What you should do: Below is a set of records; restate each one word for word.

▼▼▼

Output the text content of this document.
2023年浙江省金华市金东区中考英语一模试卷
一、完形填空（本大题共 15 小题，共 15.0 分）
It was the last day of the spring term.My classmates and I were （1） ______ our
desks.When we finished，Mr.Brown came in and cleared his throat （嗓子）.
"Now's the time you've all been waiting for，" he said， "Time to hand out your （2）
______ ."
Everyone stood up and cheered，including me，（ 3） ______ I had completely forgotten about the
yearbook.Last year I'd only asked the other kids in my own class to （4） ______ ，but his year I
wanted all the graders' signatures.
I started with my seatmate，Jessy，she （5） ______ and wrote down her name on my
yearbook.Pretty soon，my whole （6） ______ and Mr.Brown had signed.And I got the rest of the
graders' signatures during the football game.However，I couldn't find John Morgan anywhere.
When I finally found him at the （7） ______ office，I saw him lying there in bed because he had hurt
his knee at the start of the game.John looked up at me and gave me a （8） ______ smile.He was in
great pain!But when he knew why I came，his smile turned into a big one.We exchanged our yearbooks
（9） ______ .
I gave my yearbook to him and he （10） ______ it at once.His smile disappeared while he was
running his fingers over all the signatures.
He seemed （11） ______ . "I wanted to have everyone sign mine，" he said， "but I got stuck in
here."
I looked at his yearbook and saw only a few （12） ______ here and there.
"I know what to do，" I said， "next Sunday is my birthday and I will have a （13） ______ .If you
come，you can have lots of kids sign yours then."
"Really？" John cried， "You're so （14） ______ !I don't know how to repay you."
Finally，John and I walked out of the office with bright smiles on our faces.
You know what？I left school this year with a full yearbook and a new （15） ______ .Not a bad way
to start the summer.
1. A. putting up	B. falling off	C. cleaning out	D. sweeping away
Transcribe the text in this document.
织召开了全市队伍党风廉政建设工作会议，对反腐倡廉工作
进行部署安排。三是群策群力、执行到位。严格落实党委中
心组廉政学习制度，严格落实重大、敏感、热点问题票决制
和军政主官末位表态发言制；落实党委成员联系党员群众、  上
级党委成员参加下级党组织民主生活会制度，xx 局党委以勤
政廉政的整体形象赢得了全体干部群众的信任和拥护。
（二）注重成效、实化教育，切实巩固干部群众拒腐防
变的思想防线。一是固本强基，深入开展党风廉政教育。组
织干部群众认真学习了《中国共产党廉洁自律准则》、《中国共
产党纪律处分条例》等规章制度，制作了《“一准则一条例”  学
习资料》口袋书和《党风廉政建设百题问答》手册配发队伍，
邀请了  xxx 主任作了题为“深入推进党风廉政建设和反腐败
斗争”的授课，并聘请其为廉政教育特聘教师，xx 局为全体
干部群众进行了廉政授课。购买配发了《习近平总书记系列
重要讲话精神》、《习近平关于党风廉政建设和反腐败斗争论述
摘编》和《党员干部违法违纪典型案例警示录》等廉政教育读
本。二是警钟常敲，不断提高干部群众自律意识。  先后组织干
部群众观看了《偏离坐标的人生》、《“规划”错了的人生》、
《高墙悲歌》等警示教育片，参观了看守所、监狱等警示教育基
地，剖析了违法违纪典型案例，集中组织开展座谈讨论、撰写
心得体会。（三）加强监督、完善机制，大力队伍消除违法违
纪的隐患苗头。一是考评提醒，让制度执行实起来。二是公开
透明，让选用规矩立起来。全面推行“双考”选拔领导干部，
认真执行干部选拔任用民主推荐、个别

▲▲▲

Response:
Output the text content of this document.
2023年浙江省金华市金东区中考英语一模试卷
一、完形填空（本大题共 15 小题，共 15.0 分）
It was the last day of the spring term.My classmates and I were （1） ______ our
desks.When we finished，Mr.Brown came in and cleared his throat （嗓子）.
"Now's the time you've all been waiting for，" he said， "Time to hand out your （2）
______ ."
Everyone stood up and cheered，including me，（ 3） ______ I had completely forgotten about the
yearbook.Last year I'd only asked the other kids in my own class to （4） ______ ，but his year I
wanted all the graders' signatures.
I started with my seatmate，Jessy，she （5） ______ and wrote down her name on my
yearbook.Pretty soon，my whole （6） ______ and Mr.Brown had signed.And I got the rest of the
graders' signatures during the football game.However，I couldn't find John Morgan anywhere.
When I finally found him at the （7） ______ office，I saw him lying there in bed because he had hurt
his knee at the start of the game.John looked up at me and gave me a （8） ______ smile.He was in
great pain!But when he knew why I came，his smile turned into a big one.We exchanged our yearbooks
（9） ______ .
I gave my yearbook to him and he （10） ______ it at once.His smile disappeared while he was
running his fingers over all the signatures.
He seemed （11） ______ . "I wanted to have everyone sign mine，" he said， "but I got stuck in
here."
I looked at his yearbook and saw only a few （12） ______ here and there.
"I know what to do，" I said， "next Sunday is my birthday and I will have a （13） ______ .If you
come，you can have lots of kids sign yours then."
"Really？" John cried， "You're so （14） ______ !I don't know how to repay you."
Finally，John and I walked out of the office with bright smiles on our faces.
You know what？I left school this year with a full yearbook and a new （15） ______ .Not a bad way
to start the summer.
1. A. putting up	B. falling off	C. cleaning out	D. sweeping away
Transcribe the text in this document.
织召开了全市队伍党风廉政建设工作会议，对反腐倡廉工作
进行部署安排。三是群策群力、执行到位。严格落实党委中
心组廉政学习制度，严格落实重大、敏感、热点问题票决制
和军政主官末位表态发言制；落实党委成员联系党员群众、  上
级党委成员参加下级党组织民主生活会制度，xx 局党委以勤
政廉政的整体形象赢得了全体干部群众的信任和拥护。
（二）注重成效、实化教育，切实巩固干部群众拒腐防
变的思想防线。一是固本强基，深入开展党风廉政教育。组
织干部群众认真学习了《中国共产党廉洁自律准则》、《中国共
产党纪律处分条例》等规章制度，制作了《“一准则一条例”  学
习资料》口袋书和《党风廉政建设百题问答》手册配发队伍，
邀请了  xxx 主任作了题为“深入推进党风廉政建设和反腐败
斗争”的授课，并聘请其为廉政教育特聘教师，xx 局为全体
干部群众进行了廉政授课。购买配发了《习近平总书记系列
重要讲话精神》、《习近平关于党风廉政建设和反腐败斗争论述
摘编》和《党员干部违法违纪典型案例警示录》等廉政教育读
本。二是警钟常敲，不断提高干部群众自律意识。  先后组织干
部群众观看了《偏离坐标的人生》、《“规划”错了的人生》、
《高墙悲歌》等警示教育片，参观了看守所、监狱等警示教育基
地，剖析了违法违纪典型案例，集中组织开展座谈讨论、撰写
心得体会。（三）加强监督、完善机制，大力队伍消除违法违
纪的隐患苗头。一是考评提醒，让制度执行实起来。二是公开
透明，让选用规矩立起来。全面推行“双考”选拔领导干部，
认真执行干部选拔任用民主推荐、个别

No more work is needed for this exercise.